### AIM
Return every record exactly as written.

### DATA FOR PROCESSING
'''
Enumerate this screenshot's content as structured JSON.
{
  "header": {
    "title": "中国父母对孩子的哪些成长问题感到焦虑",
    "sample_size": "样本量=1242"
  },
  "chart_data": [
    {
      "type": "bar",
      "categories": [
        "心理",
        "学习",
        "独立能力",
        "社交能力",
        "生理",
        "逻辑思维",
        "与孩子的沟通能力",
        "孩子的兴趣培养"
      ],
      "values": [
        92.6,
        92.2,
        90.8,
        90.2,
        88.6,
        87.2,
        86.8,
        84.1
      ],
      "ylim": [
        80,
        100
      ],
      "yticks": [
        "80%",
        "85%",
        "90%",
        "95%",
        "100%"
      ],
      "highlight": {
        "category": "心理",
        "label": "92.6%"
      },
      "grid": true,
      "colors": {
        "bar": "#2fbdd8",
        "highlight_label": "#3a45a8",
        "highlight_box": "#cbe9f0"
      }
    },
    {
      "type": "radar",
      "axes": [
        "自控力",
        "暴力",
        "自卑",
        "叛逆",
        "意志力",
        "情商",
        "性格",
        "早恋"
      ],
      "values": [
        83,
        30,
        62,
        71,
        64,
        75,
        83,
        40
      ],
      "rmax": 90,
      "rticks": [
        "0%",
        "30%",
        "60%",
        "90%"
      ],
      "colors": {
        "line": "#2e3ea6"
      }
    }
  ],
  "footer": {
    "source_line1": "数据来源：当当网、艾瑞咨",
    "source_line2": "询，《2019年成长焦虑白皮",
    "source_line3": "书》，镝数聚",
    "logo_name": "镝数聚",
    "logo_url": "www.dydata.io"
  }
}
'''
### EXERCISE RESULT
Enumerate this screenshot's content as structured JSON.
{
  "header": {
    "title": "中国父母对孩子的哪些成长问题感到焦虑",
    "sample_size": "样本量=1242"
  },
  "chart_data": [
    {
      "type": "bar",
      "categories": [
        "心理",
        "学习",
        "独立能力",
        "社交能力",
        "生理",
        "逻辑思维",
        "与孩子的沟通能力",
        "孩子的兴趣培养"
      ],
      "values": [
        92.6,
        92.2,
        90.8,
        90.2,
        88.6,
        87.2,
        86.8,
        84.1
      ],
      "ylim": [
        80,
        100
      ],
      "yticks": [
        "80%",
        "85%",
        "90%",
        "95%",
        "100%"
      ],
      "highlight": {
        "category": "心理",
        "label": "92.6%"
      },
      "grid": true,
      "colors": {
        "bar": "#2fbdd8",
        "highlight_label": "#3a45a8",
        "highlight_box": "#cbe9f0"
      }
    },
    {
      "type": "radar",
      "axes": [
        "自控力",
        "暴力",
        "自卑",
        "叛逆",
        "意志力",
        "情商",
        "性格",
        "早恋"
      ],
      "values": [
        83,
        30,
        62,
        71,
        64,
        75,
        83,
        40
      ],
      "rmax": 90,
      "rticks": [
        "0%",
        "30%",
        "60%",
        "90%"
      ],
      "colors": {
        "line": "#2e3ea6"
      }
    }
  ],
  "footer": {
    "source_line1": "数据来源：当当网、艾瑞咨",
    "source_line2": "询，《2019年成长焦虑白皮",
    "source_line3": "书》，镝数聚",
    "logo_name": "镝数聚",
    "logo_url": "www.dydata.io"
  }
}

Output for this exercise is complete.